[Collection entries]
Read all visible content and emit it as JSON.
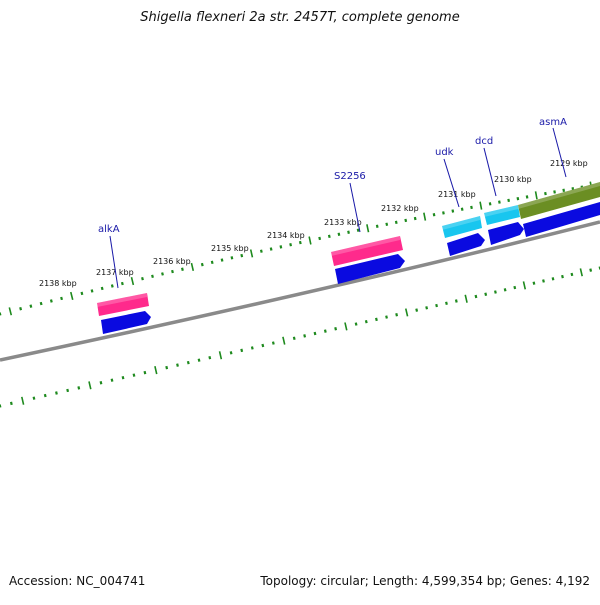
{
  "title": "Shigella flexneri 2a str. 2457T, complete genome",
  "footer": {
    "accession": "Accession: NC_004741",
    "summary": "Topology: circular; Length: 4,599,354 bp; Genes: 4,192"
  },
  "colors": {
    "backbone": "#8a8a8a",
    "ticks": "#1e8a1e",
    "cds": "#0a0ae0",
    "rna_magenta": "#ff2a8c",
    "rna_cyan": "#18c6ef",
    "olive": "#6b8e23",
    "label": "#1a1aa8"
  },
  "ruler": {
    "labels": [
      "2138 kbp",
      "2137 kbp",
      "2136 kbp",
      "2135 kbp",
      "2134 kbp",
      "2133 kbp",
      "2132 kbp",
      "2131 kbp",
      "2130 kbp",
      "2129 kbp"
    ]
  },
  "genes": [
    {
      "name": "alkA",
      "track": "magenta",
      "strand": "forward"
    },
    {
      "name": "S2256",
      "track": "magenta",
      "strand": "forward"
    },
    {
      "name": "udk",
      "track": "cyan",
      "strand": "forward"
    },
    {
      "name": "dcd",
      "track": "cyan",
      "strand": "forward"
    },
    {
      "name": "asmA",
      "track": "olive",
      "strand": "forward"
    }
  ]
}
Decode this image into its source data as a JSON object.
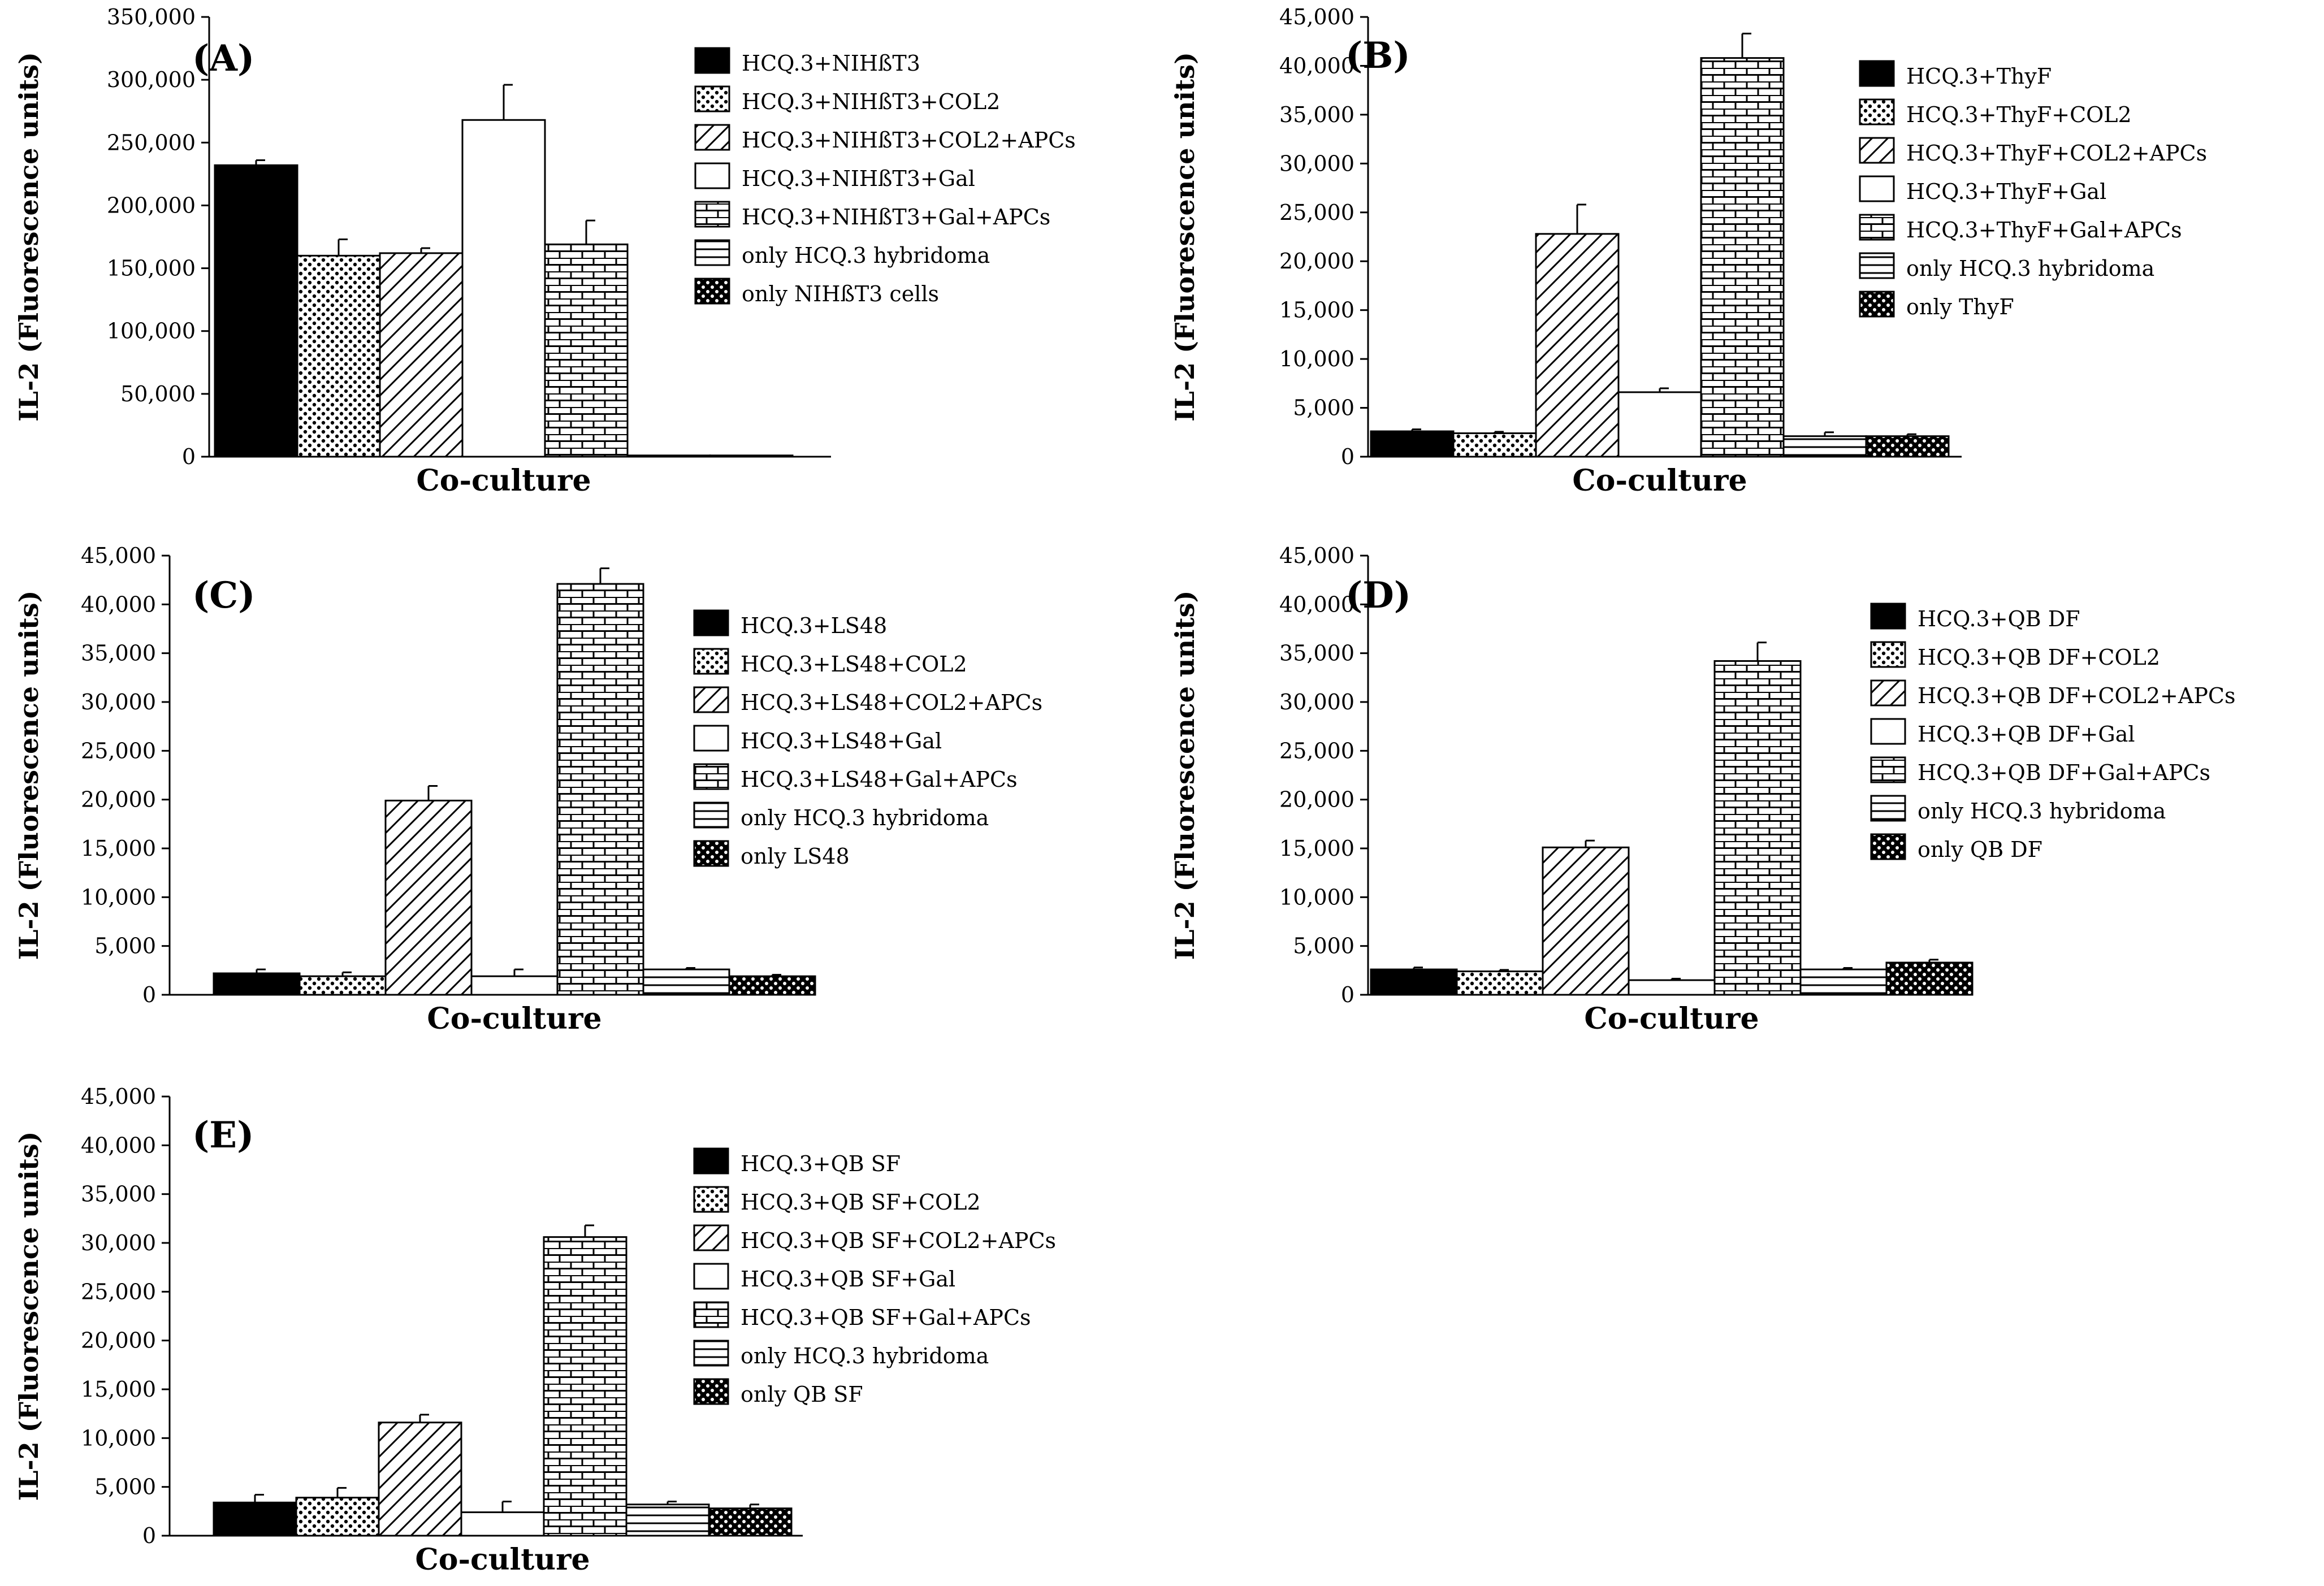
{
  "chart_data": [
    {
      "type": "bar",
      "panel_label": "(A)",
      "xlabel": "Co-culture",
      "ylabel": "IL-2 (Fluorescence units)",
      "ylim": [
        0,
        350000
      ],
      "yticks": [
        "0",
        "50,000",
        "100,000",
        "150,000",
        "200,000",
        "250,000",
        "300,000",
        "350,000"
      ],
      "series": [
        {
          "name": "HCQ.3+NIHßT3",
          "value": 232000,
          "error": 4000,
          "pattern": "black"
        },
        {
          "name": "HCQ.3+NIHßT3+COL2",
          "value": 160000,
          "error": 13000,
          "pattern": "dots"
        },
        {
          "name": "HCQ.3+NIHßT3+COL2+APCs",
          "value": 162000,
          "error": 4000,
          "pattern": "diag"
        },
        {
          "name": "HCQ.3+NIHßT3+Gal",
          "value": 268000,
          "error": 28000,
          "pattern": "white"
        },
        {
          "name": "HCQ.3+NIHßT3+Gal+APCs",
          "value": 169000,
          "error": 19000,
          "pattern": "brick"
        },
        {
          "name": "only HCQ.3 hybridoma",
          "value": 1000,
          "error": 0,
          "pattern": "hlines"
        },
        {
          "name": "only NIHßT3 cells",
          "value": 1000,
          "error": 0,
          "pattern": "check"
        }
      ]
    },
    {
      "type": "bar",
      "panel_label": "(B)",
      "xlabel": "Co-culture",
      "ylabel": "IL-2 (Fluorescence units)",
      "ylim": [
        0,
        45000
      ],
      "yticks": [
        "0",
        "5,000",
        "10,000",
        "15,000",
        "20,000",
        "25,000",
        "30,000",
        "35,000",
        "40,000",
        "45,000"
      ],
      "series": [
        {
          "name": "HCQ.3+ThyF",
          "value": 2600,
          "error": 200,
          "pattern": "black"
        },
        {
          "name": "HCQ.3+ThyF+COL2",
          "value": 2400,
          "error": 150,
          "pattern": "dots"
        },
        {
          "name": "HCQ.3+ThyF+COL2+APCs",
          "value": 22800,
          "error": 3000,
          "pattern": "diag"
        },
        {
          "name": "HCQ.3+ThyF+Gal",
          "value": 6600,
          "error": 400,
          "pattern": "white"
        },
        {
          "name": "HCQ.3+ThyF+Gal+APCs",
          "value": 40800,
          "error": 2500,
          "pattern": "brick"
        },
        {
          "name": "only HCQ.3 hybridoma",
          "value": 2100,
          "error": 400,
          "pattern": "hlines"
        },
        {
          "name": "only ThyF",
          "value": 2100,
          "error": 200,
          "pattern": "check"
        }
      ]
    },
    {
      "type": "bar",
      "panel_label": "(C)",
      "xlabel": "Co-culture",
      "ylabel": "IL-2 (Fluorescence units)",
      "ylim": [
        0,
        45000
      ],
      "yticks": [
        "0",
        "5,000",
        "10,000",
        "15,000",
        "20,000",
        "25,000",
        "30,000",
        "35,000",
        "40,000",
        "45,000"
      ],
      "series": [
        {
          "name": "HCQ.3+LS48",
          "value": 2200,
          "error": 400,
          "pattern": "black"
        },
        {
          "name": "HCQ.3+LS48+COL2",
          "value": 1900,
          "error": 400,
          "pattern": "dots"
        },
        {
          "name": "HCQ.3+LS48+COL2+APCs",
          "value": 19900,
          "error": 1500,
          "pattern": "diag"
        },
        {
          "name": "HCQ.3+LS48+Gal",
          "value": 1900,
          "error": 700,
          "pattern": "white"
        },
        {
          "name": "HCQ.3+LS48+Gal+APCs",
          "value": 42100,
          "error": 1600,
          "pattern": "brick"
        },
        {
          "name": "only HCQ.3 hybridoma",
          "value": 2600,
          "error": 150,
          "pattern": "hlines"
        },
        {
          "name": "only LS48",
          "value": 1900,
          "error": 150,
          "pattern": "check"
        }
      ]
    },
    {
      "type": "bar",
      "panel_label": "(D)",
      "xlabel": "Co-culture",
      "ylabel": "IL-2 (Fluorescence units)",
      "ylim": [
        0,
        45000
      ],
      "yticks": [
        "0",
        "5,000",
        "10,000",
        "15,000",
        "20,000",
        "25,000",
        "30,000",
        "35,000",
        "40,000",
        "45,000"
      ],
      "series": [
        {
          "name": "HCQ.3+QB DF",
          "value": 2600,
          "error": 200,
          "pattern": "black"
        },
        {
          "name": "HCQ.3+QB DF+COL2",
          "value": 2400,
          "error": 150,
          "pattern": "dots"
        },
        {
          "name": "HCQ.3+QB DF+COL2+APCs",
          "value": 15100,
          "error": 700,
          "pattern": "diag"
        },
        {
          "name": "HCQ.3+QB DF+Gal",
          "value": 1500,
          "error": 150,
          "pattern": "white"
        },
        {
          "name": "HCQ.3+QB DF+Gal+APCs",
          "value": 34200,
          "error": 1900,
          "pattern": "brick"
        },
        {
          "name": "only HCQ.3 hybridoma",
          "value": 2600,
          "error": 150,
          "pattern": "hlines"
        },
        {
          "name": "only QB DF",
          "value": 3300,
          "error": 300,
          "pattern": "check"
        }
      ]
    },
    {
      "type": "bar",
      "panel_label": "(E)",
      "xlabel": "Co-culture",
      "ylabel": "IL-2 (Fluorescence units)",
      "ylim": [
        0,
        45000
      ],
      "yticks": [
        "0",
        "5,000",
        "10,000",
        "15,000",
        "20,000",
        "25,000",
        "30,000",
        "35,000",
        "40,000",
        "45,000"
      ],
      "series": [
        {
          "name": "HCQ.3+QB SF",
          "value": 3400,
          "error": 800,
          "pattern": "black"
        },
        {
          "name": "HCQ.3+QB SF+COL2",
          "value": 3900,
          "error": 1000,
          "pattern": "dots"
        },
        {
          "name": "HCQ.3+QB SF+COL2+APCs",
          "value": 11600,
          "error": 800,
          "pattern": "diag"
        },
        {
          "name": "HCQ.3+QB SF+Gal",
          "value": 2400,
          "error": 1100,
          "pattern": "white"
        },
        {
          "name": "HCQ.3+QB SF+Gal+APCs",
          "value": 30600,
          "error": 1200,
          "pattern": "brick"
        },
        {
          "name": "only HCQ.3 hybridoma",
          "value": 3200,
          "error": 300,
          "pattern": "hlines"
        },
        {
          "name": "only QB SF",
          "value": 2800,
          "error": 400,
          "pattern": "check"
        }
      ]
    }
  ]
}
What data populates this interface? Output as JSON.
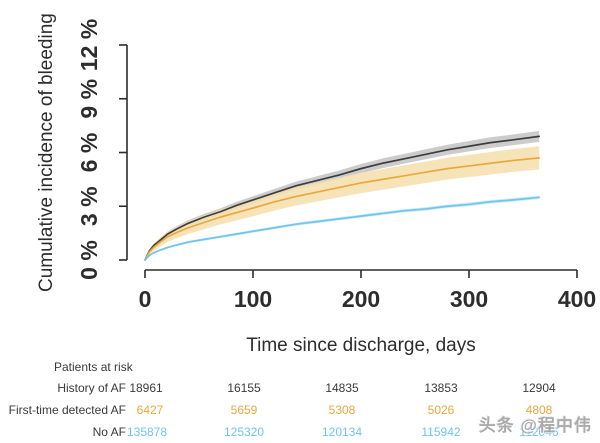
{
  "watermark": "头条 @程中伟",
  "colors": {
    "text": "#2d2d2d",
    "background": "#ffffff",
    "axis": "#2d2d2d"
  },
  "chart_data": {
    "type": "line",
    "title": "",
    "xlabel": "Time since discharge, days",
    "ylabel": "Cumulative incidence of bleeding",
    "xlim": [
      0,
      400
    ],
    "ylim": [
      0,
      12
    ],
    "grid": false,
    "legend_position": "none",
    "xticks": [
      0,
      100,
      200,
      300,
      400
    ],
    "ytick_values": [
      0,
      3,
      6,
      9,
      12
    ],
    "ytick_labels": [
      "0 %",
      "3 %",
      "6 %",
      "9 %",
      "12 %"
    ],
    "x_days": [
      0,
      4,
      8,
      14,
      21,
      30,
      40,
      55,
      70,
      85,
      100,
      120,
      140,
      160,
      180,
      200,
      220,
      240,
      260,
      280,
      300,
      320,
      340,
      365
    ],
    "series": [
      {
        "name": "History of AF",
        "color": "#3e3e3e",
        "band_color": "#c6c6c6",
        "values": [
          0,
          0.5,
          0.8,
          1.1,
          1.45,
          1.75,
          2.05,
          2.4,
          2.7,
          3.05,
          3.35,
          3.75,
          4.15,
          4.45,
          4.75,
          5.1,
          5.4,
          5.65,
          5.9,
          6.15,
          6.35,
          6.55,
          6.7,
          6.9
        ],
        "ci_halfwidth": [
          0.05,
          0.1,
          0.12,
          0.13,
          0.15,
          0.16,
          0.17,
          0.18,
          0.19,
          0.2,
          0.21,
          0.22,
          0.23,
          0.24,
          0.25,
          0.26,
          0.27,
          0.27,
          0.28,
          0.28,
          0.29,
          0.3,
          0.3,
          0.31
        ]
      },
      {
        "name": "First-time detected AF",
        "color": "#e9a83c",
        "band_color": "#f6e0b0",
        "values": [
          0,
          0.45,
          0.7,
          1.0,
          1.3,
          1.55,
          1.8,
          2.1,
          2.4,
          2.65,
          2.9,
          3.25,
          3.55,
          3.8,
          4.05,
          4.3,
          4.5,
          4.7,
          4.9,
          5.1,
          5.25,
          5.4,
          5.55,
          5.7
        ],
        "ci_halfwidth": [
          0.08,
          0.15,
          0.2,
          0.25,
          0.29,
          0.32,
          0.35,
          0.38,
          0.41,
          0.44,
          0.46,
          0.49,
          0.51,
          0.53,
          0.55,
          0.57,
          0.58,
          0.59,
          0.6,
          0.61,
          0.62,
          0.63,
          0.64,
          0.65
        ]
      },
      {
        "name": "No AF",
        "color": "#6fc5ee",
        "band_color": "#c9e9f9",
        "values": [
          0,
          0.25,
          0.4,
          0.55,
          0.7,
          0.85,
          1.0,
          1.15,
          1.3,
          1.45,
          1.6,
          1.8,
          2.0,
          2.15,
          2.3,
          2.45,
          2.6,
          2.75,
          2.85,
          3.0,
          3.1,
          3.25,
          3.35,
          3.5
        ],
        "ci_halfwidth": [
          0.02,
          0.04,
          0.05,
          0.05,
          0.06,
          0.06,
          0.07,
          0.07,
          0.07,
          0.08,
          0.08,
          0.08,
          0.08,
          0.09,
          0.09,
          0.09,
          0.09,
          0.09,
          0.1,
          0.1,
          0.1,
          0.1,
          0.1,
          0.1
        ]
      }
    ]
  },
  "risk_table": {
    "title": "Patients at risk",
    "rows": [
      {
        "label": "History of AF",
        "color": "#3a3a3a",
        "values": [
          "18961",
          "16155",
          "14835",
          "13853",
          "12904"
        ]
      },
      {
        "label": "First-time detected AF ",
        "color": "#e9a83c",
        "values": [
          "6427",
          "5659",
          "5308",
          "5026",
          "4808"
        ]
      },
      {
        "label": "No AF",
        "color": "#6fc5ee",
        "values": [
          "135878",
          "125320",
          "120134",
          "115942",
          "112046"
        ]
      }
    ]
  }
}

WHAT YOU NEED TO DO -
Count the lines above that include the word "History". Reply with that number alone.

ANSWER FOR THE TASK -
2